TASK DESCRIPTION:
Repeat what the lines below say, word for word, and skip every image.

____________________

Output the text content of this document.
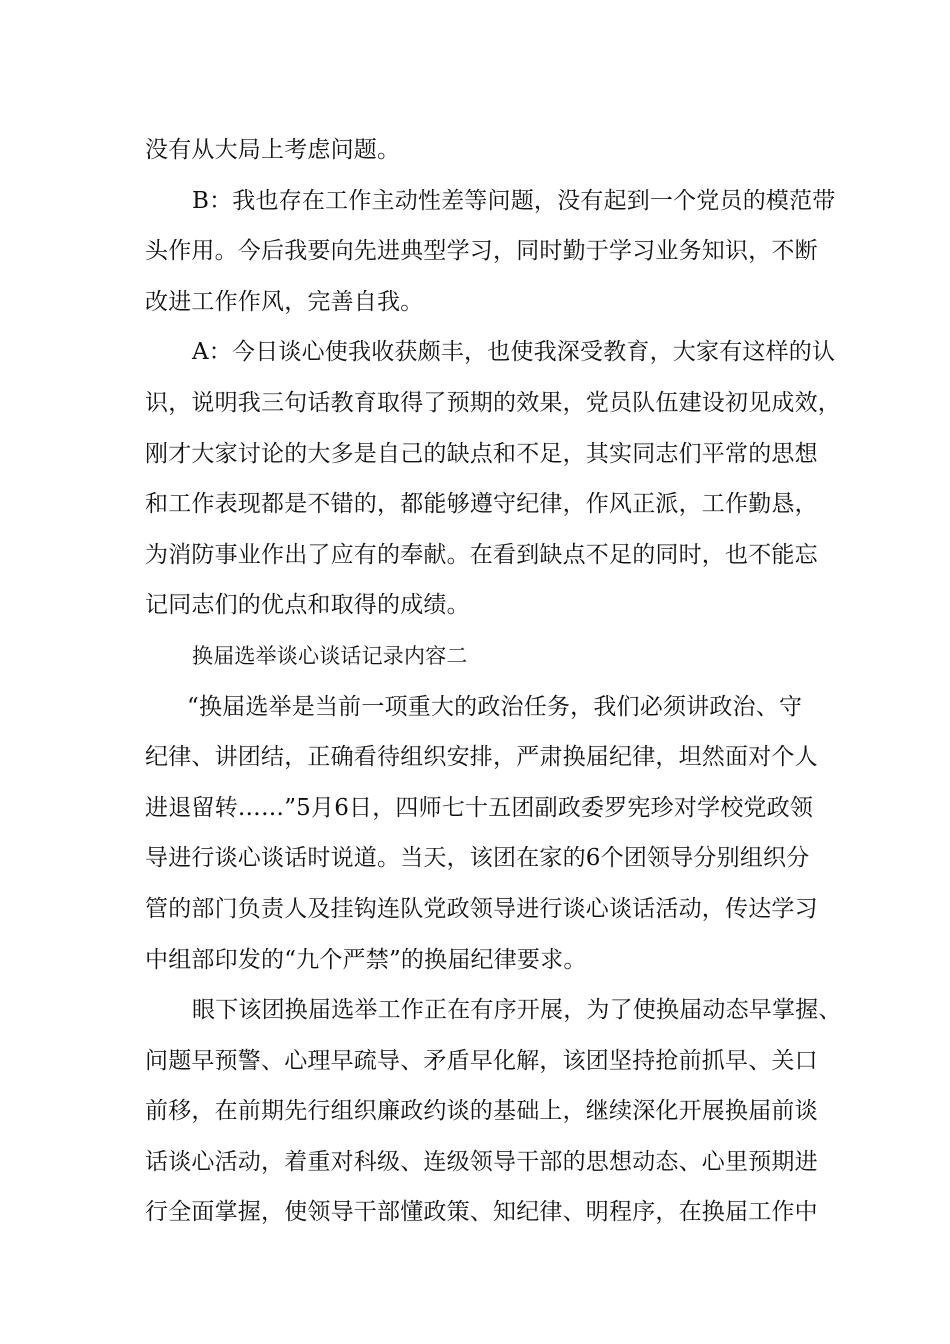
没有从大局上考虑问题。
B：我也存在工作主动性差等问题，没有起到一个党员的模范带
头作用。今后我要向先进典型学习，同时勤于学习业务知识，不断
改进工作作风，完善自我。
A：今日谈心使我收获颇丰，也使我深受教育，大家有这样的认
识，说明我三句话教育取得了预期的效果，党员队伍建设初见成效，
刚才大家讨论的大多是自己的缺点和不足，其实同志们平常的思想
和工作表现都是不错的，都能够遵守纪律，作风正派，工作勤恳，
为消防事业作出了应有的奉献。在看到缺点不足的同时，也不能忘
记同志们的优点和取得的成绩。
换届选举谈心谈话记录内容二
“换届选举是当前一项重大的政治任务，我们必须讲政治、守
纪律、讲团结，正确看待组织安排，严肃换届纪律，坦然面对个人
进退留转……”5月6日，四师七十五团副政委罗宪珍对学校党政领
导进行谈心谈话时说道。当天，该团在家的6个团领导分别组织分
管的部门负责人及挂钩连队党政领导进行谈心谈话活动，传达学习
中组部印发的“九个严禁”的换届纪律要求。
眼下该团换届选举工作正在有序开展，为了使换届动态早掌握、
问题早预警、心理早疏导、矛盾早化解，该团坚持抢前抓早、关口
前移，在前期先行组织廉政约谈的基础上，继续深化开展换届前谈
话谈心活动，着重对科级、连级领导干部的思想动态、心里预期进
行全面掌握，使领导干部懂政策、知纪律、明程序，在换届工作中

____________________

EXERCISE OUTPUT:
Output the text content of this document.
没有从大局上考虑问题。
B：我也存在工作主动性差等问题，没有起到一个党员的模范带
头作用。今后我要向先进典型学习，同时勤于学习业务知识，不断
改进工作作风，完善自我。
A：今日谈心使我收获颇丰，也使我深受教育，大家有这样的认
识，说明我三句话教育取得了预期的效果，党员队伍建设初见成效，
刚才大家讨论的大多是自己的缺点和不足，其实同志们平常的思想
和工作表现都是不错的，都能够遵守纪律，作风正派，工作勤恳，
为消防事业作出了应有的奉献。在看到缺点不足的同时，也不能忘
记同志们的优点和取得的成绩。
换届选举谈心谈话记录内容二
“换届选举是当前一项重大的政治任务，我们必须讲政治、守
纪律、讲团结，正确看待组织安排，严肃换届纪律，坦然面对个人
进退留转……”5月6日，四师七十五团副政委罗宪珍对学校党政领
导进行谈心谈话时说道。当天，该团在家的6个团领导分别组织分
管的部门负责人及挂钩连队党政领导进行谈心谈话活动，传达学习
中组部印发的“九个严禁”的换届纪律要求。
眼下该团换届选举工作正在有序开展，为了使换届动态早掌握、
问题早预警、心理早疏导、矛盾早化解，该团坚持抢前抓早、关口
前移，在前期先行组织廉政约谈的基础上，继续深化开展换届前谈
话谈心活动，着重对科级、连级领导干部的思想动态、心里预期进
行全面掌握，使领导干部懂政策、知纪律、明程序，在换届工作中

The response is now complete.